━━ ROWS ━━

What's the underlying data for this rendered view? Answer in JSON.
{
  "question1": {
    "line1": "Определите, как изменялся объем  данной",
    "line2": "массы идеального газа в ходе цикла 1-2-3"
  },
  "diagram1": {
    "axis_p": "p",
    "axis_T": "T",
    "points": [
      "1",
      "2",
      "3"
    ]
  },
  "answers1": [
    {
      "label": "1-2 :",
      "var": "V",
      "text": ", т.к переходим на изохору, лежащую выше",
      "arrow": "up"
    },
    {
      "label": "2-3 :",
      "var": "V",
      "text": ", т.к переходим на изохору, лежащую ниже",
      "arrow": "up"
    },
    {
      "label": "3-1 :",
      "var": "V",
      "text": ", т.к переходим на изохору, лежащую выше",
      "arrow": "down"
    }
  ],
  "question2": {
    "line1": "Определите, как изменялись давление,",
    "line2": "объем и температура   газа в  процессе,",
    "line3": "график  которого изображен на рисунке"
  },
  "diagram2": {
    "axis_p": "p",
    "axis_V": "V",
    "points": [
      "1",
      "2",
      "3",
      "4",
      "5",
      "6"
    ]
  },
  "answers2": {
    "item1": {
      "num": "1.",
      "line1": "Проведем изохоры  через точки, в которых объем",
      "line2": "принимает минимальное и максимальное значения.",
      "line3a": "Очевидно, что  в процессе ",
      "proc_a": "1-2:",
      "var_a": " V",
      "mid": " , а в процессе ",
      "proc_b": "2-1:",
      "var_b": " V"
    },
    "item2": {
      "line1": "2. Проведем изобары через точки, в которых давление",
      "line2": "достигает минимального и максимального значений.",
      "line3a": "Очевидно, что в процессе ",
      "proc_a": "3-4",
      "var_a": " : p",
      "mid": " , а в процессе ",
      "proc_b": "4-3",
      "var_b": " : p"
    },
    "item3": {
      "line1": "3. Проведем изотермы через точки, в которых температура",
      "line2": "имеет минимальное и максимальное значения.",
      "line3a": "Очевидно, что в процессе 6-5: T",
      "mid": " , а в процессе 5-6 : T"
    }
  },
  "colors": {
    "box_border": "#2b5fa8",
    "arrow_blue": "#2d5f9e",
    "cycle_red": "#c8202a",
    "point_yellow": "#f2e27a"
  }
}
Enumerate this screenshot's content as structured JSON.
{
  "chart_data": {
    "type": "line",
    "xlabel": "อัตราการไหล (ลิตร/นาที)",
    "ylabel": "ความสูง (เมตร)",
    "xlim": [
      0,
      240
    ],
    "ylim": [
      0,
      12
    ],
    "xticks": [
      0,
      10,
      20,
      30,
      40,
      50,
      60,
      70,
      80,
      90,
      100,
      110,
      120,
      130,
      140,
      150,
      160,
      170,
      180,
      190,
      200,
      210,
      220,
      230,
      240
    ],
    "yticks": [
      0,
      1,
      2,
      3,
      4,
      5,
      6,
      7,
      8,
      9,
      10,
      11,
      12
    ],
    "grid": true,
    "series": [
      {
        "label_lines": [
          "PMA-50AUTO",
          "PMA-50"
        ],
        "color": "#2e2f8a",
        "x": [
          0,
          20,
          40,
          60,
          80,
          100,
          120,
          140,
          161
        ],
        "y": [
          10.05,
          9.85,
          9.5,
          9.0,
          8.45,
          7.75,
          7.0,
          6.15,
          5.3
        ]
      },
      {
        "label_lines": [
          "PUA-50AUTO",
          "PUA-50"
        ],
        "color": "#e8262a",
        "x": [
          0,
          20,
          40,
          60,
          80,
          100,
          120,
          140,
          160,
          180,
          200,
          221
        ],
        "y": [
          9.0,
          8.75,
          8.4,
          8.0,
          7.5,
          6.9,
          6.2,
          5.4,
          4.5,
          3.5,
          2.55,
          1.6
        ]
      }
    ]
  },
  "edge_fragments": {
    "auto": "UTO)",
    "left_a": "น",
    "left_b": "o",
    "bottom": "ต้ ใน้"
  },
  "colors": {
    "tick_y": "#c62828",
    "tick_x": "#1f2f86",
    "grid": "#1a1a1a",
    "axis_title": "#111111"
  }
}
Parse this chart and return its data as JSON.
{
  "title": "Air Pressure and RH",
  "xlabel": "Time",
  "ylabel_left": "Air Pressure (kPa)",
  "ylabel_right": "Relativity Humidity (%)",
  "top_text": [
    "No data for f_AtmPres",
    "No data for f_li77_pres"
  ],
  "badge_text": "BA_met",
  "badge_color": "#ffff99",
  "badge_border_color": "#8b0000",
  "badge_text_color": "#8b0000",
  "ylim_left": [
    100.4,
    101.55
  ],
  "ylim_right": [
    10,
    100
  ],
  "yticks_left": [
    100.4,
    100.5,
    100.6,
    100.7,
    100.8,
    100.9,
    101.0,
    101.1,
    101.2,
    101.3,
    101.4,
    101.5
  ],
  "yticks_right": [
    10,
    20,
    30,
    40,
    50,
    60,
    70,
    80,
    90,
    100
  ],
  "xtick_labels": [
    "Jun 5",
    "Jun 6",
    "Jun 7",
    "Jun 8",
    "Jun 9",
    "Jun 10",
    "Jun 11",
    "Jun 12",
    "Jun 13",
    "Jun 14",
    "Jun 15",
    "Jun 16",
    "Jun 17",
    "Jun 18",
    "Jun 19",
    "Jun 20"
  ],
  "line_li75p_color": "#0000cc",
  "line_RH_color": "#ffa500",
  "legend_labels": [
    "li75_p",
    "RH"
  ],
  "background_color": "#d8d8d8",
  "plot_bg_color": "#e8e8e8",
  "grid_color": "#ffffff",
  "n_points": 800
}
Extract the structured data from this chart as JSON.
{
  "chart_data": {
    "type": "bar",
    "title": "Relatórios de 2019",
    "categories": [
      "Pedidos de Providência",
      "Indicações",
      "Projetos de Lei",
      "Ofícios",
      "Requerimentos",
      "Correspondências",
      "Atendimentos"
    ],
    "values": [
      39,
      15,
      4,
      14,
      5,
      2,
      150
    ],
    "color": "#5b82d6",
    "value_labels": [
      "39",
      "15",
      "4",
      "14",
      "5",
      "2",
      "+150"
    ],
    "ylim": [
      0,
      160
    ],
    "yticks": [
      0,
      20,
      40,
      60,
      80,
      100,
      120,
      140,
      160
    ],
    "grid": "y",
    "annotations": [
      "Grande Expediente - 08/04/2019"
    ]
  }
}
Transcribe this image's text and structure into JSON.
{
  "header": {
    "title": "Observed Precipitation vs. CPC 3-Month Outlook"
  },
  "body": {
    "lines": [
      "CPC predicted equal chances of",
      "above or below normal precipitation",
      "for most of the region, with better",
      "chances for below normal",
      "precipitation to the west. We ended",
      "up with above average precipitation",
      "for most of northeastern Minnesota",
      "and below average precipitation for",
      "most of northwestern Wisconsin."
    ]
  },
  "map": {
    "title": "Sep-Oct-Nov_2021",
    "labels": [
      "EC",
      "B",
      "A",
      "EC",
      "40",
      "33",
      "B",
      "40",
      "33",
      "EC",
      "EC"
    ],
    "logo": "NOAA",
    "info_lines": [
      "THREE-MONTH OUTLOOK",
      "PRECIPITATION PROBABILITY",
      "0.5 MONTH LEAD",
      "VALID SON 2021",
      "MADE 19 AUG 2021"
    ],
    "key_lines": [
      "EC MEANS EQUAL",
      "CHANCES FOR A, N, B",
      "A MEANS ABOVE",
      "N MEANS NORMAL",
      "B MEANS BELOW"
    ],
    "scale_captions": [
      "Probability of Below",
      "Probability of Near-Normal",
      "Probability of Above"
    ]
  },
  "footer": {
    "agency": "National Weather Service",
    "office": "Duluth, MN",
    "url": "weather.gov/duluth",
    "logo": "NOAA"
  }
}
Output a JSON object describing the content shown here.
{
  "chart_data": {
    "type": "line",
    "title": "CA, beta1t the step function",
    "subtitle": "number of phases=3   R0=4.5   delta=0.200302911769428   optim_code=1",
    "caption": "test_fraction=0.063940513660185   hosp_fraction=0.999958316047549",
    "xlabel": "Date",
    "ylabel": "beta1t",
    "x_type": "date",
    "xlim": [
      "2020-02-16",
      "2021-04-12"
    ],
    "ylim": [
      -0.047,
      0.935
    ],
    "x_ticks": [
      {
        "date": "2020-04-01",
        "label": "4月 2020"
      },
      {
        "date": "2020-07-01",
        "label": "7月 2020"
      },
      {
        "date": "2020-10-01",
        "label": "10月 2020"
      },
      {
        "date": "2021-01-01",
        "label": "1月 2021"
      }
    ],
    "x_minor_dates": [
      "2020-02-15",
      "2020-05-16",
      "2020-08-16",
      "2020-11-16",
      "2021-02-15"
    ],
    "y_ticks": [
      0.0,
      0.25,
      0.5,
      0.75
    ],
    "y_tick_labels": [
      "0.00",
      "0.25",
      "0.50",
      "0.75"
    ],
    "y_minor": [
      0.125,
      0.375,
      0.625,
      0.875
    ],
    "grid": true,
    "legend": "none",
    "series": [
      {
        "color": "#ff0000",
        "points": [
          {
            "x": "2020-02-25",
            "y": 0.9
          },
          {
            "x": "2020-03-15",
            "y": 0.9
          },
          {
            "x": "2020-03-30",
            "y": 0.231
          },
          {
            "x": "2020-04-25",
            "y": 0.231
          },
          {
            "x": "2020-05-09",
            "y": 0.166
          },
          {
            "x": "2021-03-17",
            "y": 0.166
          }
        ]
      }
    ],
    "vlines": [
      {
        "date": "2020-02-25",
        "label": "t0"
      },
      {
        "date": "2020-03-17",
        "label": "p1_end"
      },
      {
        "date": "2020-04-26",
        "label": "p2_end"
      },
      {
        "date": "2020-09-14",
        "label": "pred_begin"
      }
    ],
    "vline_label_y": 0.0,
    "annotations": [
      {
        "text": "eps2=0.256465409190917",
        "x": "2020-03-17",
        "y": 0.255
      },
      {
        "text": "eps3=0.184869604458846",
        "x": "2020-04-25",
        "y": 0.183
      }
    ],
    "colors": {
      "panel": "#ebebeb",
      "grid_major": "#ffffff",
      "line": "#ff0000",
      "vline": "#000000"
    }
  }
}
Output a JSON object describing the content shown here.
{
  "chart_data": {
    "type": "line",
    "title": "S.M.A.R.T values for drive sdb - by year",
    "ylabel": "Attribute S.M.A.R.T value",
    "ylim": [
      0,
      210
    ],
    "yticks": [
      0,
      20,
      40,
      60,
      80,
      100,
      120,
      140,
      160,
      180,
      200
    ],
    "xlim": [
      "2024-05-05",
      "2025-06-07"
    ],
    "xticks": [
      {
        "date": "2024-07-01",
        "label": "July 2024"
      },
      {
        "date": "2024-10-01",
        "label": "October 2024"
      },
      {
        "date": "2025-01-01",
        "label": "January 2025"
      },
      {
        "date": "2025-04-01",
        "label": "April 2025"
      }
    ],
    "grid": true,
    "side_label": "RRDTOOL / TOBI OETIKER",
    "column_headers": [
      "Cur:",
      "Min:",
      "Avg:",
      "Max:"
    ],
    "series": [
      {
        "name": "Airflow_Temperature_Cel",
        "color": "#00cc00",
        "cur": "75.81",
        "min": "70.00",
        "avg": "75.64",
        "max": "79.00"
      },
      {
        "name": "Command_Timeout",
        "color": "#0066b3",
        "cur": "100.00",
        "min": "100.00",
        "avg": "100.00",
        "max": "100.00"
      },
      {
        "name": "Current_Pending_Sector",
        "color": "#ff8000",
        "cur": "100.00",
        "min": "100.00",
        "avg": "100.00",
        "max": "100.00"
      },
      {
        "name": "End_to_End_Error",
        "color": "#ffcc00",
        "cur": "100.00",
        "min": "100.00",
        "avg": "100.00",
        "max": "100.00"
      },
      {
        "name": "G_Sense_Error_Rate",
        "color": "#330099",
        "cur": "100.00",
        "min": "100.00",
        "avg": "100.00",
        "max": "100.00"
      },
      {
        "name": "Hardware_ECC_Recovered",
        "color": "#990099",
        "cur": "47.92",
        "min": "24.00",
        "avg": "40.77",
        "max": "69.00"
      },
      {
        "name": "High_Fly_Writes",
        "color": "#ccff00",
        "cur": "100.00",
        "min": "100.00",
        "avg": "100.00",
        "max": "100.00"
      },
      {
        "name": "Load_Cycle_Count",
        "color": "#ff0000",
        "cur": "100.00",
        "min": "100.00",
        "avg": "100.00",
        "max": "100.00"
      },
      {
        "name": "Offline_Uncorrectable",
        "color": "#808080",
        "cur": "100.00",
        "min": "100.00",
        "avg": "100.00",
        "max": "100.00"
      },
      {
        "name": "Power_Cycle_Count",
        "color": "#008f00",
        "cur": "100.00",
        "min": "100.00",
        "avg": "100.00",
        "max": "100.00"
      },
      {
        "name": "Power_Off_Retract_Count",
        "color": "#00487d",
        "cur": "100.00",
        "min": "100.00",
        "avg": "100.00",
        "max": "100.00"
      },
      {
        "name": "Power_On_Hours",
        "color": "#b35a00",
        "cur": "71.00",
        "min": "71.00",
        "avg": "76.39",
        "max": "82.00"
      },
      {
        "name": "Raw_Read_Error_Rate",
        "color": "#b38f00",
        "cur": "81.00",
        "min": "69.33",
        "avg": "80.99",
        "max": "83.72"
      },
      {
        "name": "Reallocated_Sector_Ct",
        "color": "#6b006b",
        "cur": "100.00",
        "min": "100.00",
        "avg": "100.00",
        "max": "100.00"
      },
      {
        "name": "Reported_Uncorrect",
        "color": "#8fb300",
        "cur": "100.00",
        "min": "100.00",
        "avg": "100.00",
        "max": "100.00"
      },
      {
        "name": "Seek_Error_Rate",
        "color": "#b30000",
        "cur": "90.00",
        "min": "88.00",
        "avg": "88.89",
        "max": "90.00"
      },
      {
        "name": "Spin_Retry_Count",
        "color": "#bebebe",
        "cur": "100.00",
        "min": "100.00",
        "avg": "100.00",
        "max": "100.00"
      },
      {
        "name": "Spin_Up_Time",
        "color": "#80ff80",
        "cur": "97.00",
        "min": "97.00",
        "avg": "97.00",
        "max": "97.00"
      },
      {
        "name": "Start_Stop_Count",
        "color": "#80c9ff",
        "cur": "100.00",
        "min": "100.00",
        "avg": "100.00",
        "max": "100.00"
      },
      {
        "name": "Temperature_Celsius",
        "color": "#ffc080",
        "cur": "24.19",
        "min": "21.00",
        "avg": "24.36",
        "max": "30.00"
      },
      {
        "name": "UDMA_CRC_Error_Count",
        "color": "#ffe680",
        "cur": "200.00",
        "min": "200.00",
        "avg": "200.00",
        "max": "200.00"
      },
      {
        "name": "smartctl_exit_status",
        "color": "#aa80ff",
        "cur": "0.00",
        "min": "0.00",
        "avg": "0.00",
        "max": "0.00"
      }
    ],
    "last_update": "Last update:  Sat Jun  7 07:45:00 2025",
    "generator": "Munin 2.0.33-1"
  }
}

━━━

Scan the data for the word "которых" and copy every line where it shows up.

**THE RESULT:**
      "line1": "Проведем изохоры  через точки, в которых объем",
      "line1": "2. Проведем изобары через точки, в которых давление",
      "line1": "3. Проведем изотермы через точки, в которых температура",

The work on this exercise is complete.